## Task details
Below are records. Copy every line with "style" in it.

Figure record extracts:
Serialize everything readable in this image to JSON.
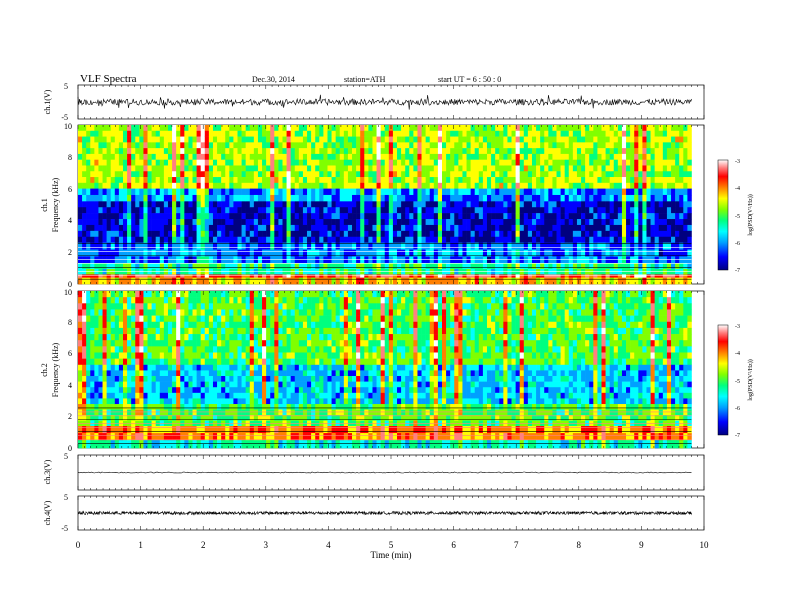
{
  "header": {
    "title": "VLF  Spectra",
    "date": "Dec.30, 2014",
    "station": "station=ATH",
    "start": "start  UT  =   6  : 50 : 0"
  },
  "chart_data": [
    {
      "type": "line",
      "panel": "ch1-waveform",
      "ylabel": "ch.1(V)",
      "ylim": [
        -5,
        5
      ],
      "yticks": [
        "5",
        "-5"
      ],
      "baseline": 0,
      "amplitude": "noisy, ~±1 V with spikes to ~±2.5 V"
    },
    {
      "type": "heatmap",
      "panel": "ch1-spectrogram",
      "ylabel_channel": "ch.1",
      "ylabel": "Frequency  (kHz)",
      "ylim": [
        0,
        10
      ],
      "yticks": [
        "0",
        "2",
        "4",
        "6",
        "8",
        "10"
      ],
      "x_range_min": [
        0,
        9.8
      ],
      "colorbar": {
        "label": "log(PSD(V²/Hz))",
        "range": [
          -7,
          -3
        ],
        "ticks": [
          "-3",
          "-4",
          "-5",
          "-6",
          "-7"
        ],
        "colors": [
          "#000080",
          "#0000ff",
          "#00a0ff",
          "#00ffff",
          "#00ff80",
          "#80ff00",
          "#ffff00",
          "#ff8000",
          "#ff0000",
          "#ff8080",
          "#ffffff"
        ]
      },
      "bands": [
        {
          "f_from": 10,
          "f_to": 6,
          "level": -4.9
        },
        {
          "f_from": 6,
          "f_to": 5.2,
          "level": -6.1
        },
        {
          "f_from": 5.2,
          "f_to": 2.6,
          "level": -6.6
        },
        {
          "f_from": 2.6,
          "f_to": 1.3,
          "level": -6.2
        },
        {
          "f_from": 1.3,
          "f_to": 0.6,
          "level": -5.5
        },
        {
          "f_from": 0.6,
          "f_to": 0.4,
          "level": -3.8
        },
        {
          "f_from": 0.4,
          "f_to": 0,
          "level": -4.5
        }
      ]
    },
    {
      "type": "heatmap",
      "panel": "ch2-spectrogram",
      "ylabel_channel": "ch.2",
      "ylabel": "Frequency  (kHz)",
      "ylim": [
        0,
        10
      ],
      "yticks": [
        "0",
        "2",
        "4",
        "6",
        "8",
        "10"
      ],
      "x_range_min": [
        0,
        9.8
      ],
      "colorbar": {
        "label": "log(PSD(V²/Hz))",
        "range": [
          -7,
          -3
        ],
        "ticks": [
          "-3",
          "-4",
          "-5",
          "-6",
          "-7"
        ]
      },
      "bands": [
        {
          "f_from": 10,
          "f_to": 5.3,
          "level": -5.2
        },
        {
          "f_from": 5.3,
          "f_to": 2.8,
          "level": -5.9
        },
        {
          "f_from": 2.8,
          "f_to": 1.4,
          "level": -5.2
        },
        {
          "f_from": 1.4,
          "f_to": 0.5,
          "level": -4.3
        },
        {
          "f_from": 0.5,
          "f_to": 0,
          "level": -5.6
        }
      ]
    },
    {
      "type": "line",
      "panel": "ch3-waveform",
      "ylabel": "ch.3(V)",
      "ylim": [
        -5,
        5
      ],
      "yticks": [
        "5"
      ],
      "baseline": 0,
      "amplitude": "~±0.3 V"
    },
    {
      "type": "line",
      "panel": "ch4-waveform",
      "ylabel": "ch.4(V)",
      "ylim": [
        -5,
        5
      ],
      "yticks": [
        "5",
        "-5"
      ],
      "baseline": 0,
      "amplitude": "~±0.5 V, dense"
    }
  ],
  "xaxis": {
    "xlabel": "Time  (min)",
    "xlim": [
      0,
      10
    ],
    "ticks": [
      "0",
      "1",
      "2",
      "3",
      "4",
      "5",
      "6",
      "7",
      "8",
      "9",
      "10"
    ]
  }
}
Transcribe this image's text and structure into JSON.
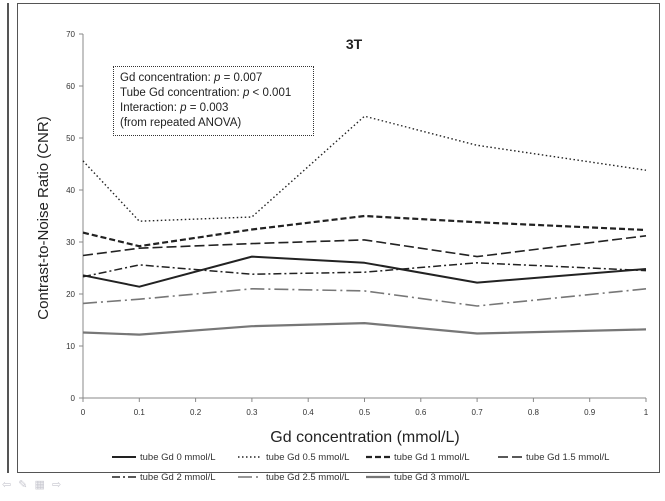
{
  "chart_data": {
    "type": "line",
    "title": "3T",
    "xlabel": "Gd concentration (mmol/L)",
    "ylabel": "Contrast-to-Noise Ratio (CNR)",
    "xlim": [
      0,
      1
    ],
    "ylim": [
      0,
      70
    ],
    "x_ticks": [
      0,
      0.1,
      0.2,
      0.3,
      0.4,
      0.5,
      0.6,
      0.7,
      0.8,
      0.9,
      1
    ],
    "x_tick_labels": [
      "0",
      "0.1",
      "0.2",
      "0.3",
      "0.4",
      "0.5",
      "0.6",
      "0.7",
      "0.8",
      "0.9",
      "1"
    ],
    "y_ticks": [
      0,
      10,
      20,
      30,
      40,
      50,
      60,
      70
    ],
    "y_tick_labels": [
      "0",
      "10",
      "20",
      "30",
      "40",
      "50",
      "60",
      "70"
    ],
    "x": [
      0,
      0.1,
      0.3,
      0.5,
      0.7,
      1
    ],
    "grid": false,
    "legend_position": "bottom",
    "series": [
      {
        "name": "tube Gd 0 mmol/L",
        "values": [
          23.6,
          21.4,
          27.2,
          26.0,
          22.2,
          24.8
        ],
        "color": "#222222",
        "style": "solid",
        "width": 2
      },
      {
        "name": "tube Gd 0.5 mmol/L",
        "values": [
          45.6,
          34.0,
          34.8,
          54.2,
          48.6,
          43.8
        ],
        "color": "#222222",
        "style": "dotted",
        "width": 1.4
      },
      {
        "name": "tube Gd 1 mmol/L",
        "values": [
          31.8,
          29.2,
          32.4,
          35.0,
          33.8,
          32.3
        ],
        "color": "#222222",
        "style": "shortdash",
        "width": 2.2
      },
      {
        "name": "tube Gd 1.5 mmol/L",
        "values": [
          27.4,
          28.8,
          29.7,
          30.4,
          27.2,
          31.2
        ],
        "color": "#222222",
        "style": "longdash",
        "width": 1.6
      },
      {
        "name": "tube Gd 2 mmol/L",
        "values": [
          23.3,
          25.6,
          23.8,
          24.2,
          26.0,
          24.5
        ],
        "color": "#222222",
        "style": "dashdot",
        "width": 1.5
      },
      {
        "name": "tube Gd 2.5 mmol/L",
        "values": [
          18.2,
          19.0,
          21.0,
          20.6,
          17.7,
          21.0
        ],
        "color": "#777777",
        "style": "longdashdot",
        "width": 1.6
      },
      {
        "name": "tube Gd 3 mmol/L",
        "values": [
          12.6,
          12.2,
          13.8,
          14.4,
          12.4,
          13.2
        ],
        "color": "#777777",
        "style": "solid",
        "width": 2.2
      }
    ]
  },
  "annotation": {
    "line1_text": "Gd concentration: ",
    "line1_p": "p",
    "line1_value": " = 0.007",
    "line2_text": "Tube Gd concentration: ",
    "line2_p": "p",
    "line2_value": " < 0.001",
    "line3_text": "Interaction: ",
    "line3_p": "p",
    "line3_value": " = 0.003",
    "line4_text": "(from repeated ANOVA)"
  },
  "nav": {
    "icons_text": "⇦ ✎ ▦ ⇨"
  }
}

## Solution to the exercise
        "style": "solid",
        "style": "dotted",
        "style": "shortdash",
        "style": "longdash",
        "style": "dashdot",
        "style": "longdashdot",
        "style": "solid",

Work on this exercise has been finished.